__TASK INSTRUCTIONS__: Sift the listing for lines that hold the string "this" and pull them out.

Figure dataset records
** start **

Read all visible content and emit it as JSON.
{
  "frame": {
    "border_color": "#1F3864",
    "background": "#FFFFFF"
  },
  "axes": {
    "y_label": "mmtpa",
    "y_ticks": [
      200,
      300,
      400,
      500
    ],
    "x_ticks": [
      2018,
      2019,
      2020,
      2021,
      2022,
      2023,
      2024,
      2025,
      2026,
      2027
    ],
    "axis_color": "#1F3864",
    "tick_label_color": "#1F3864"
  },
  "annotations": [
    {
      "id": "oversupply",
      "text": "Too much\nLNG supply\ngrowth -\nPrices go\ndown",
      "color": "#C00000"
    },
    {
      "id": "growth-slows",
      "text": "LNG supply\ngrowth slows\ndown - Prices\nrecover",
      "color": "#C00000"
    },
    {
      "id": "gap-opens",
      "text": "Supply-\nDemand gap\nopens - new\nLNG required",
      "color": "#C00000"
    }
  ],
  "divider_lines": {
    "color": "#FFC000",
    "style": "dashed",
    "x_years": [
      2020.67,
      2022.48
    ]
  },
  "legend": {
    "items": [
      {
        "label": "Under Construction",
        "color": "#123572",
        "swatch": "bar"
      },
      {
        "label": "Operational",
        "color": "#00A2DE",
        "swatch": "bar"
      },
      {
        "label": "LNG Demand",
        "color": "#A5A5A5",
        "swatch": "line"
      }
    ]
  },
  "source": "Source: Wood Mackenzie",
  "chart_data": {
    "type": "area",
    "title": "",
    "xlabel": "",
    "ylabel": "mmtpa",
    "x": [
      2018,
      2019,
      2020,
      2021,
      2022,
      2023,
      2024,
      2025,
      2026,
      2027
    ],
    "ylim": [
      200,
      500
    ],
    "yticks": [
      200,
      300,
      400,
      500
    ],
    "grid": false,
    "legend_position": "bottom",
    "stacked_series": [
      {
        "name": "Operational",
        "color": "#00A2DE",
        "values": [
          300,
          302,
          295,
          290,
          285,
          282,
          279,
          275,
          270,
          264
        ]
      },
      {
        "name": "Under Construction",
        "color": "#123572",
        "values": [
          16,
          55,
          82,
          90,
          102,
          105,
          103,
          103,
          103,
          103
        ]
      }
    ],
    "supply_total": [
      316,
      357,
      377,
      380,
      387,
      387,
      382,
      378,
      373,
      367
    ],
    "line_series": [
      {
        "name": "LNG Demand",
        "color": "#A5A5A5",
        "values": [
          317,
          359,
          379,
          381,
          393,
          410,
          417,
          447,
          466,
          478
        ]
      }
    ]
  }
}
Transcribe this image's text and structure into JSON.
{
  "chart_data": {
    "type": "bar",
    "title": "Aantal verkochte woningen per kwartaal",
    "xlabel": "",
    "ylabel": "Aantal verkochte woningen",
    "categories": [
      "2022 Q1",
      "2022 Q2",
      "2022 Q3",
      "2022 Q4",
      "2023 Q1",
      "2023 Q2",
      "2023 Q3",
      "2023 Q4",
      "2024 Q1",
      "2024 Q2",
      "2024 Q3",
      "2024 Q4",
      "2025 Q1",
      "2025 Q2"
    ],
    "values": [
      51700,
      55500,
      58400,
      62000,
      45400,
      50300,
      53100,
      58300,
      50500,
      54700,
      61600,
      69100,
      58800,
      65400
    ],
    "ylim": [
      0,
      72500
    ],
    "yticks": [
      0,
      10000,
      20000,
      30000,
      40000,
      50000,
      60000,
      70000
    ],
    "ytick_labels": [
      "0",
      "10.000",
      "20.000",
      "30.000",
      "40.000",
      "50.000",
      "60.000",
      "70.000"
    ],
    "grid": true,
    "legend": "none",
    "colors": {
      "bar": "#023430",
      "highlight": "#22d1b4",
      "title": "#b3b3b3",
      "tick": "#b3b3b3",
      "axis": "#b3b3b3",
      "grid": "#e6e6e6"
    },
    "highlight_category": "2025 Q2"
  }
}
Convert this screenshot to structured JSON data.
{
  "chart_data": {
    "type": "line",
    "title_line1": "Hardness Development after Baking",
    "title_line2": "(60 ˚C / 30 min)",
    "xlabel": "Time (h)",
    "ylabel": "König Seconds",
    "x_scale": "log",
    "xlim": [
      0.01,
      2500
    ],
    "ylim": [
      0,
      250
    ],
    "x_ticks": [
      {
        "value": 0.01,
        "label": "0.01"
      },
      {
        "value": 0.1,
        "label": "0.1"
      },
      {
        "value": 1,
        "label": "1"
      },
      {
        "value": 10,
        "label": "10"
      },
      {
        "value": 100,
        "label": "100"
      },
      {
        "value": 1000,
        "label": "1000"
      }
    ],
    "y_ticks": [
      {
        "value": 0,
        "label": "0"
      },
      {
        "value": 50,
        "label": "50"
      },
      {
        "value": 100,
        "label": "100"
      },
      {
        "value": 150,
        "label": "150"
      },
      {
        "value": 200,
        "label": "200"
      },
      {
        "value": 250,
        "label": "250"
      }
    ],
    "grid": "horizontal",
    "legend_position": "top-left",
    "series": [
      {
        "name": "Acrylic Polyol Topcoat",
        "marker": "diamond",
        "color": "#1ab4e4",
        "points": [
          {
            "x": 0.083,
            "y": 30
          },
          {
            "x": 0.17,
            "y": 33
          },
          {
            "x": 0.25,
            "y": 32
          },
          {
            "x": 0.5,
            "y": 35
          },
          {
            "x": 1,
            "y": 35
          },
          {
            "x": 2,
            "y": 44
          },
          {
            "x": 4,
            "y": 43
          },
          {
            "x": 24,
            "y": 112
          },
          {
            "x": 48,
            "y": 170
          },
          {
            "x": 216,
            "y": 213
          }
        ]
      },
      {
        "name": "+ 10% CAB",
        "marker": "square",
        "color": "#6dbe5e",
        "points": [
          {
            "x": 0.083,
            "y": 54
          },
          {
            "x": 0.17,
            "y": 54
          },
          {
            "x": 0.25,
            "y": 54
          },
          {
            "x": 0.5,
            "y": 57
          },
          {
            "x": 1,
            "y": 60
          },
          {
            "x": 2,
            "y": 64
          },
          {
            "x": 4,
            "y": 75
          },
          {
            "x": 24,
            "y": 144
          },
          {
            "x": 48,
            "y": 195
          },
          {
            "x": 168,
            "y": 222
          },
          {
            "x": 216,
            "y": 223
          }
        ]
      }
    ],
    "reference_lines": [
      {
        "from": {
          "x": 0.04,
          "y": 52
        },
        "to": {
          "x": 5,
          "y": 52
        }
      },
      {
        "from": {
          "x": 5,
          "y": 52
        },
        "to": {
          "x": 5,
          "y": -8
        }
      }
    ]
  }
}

** end **

__TASK OUTPUT__:
Transcribe this image's text and structure into JSON.
Convert this screenshot to structured JSON data.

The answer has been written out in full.